**Required work**
Identify each line containing the word "Ростова" and copy it.
___ Listed records
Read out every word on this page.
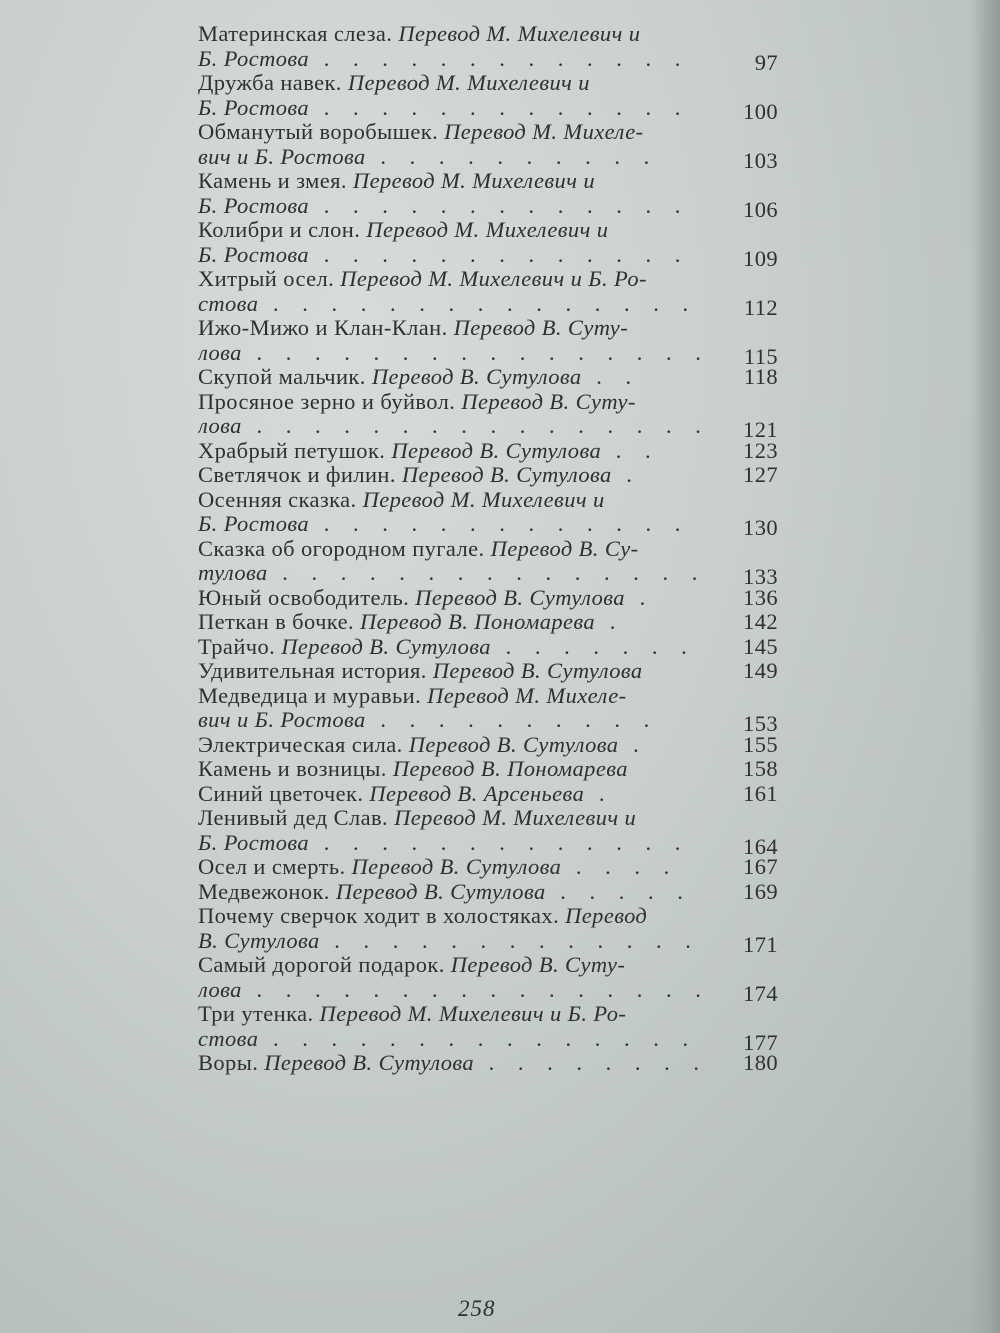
Материнская слеза. Перевод М. Михелевич и
Б. Ростова . . . . . . . . . . . . .	97
Дружба навек. Перевод М. Михелевич и
Б. Ростова . . . . . . . . . . . . .	100
Обманутый воробышек. Перевод М. Михеле-
вич и Б. Ростова . . . . . . . . . .	103
Камень и змея. Перевод М. Михелевич и
Б. Ростова . . . . . . . . . . . . .	106
Колибри и слон. Перевод М. Михелевич и
Б. Ростова . . . . . . . . . . . . .	109
Хитрый осел. Перевод М. Михелевич и Б. Ро-
стова . . . . . . . . . . . . . . .	112
Ижо-Мижо и Клан-Клан. Перевод В. Суту-
лова . . . . . . . . . . . . . . . .	115
Скупой мальчик. Перевод В. Сутулова . .	118
Просяное зерно и буйвол. Перевод В. Суту-
лова . . . . . . . . . . . . . . . .	121
Храбрый петушок. Перевод В. Сутулова . .	123
Светлячок и филин. Перевод В. Сутулова .	127
Осенняя сказка. Перевод М. Михелевич и
Б. Ростова . . . . . . . . . . . . .	130
Сказка об огородном пугале. Перевод В. Су-
тулова . . . . . . . . . . . . . . .	133
Юный освободитель. Перевод В. Сутулова .	136
Петкан в бочке. Перевод В. Пономарева .	142
Трайчо. Перевод В. Сутулова . . . . . . .	145
Удивительная история. Перевод В. Сутулова	149
Медведица и муравьи. Перевод М. Михеле-
вич и Б. Ростова . . . . . . . . . .	153
Электрическая сила. Перевод В. Сутулова .	155
Камень и возницы. Перевод В. Пономарева	158
Синий цветочек. Перевод В. Арсеньева .	161
Ленивый дед Слав. Перевод М. Михелевич и
Б. Ростова . . . . . . . . . . . . .	164
Осел и смерть. Перевод В. Сутулова . . . .	167
Медвежонок. Перевод В. Сутулова . . . . .	169
Почему сверчок ходит в холостяках. Перевод
В. Сутулова . . . . . . . . . . . . .	171
Самый дорогой подарок. Перевод В. Суту-
лова . . . . . . . . . . . . . . . .	174
Три утенка. Перевод М. Михелевич и Б. Ро-
стова . . . . . . . . . . . . . . .	177
Воры. Перевод В. Сутулова . . . . . . . .	180
258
______
**Full response**
Б. Ростова . . . . . . . . . . . . .	97
Б. Ростова . . . . . . . . . . . . .	100
вич и Б. Ростова . . . . . . . . . .	103
Б. Ростова . . . . . . . . . . . . .	106
Б. Ростова . . . . . . . . . . . . .	109
Б. Ростова . . . . . . . . . . . . .	130
вич и Б. Ростова . . . . . . . . . .	153
Б. Ростова . . . . . . . . . . . . .	164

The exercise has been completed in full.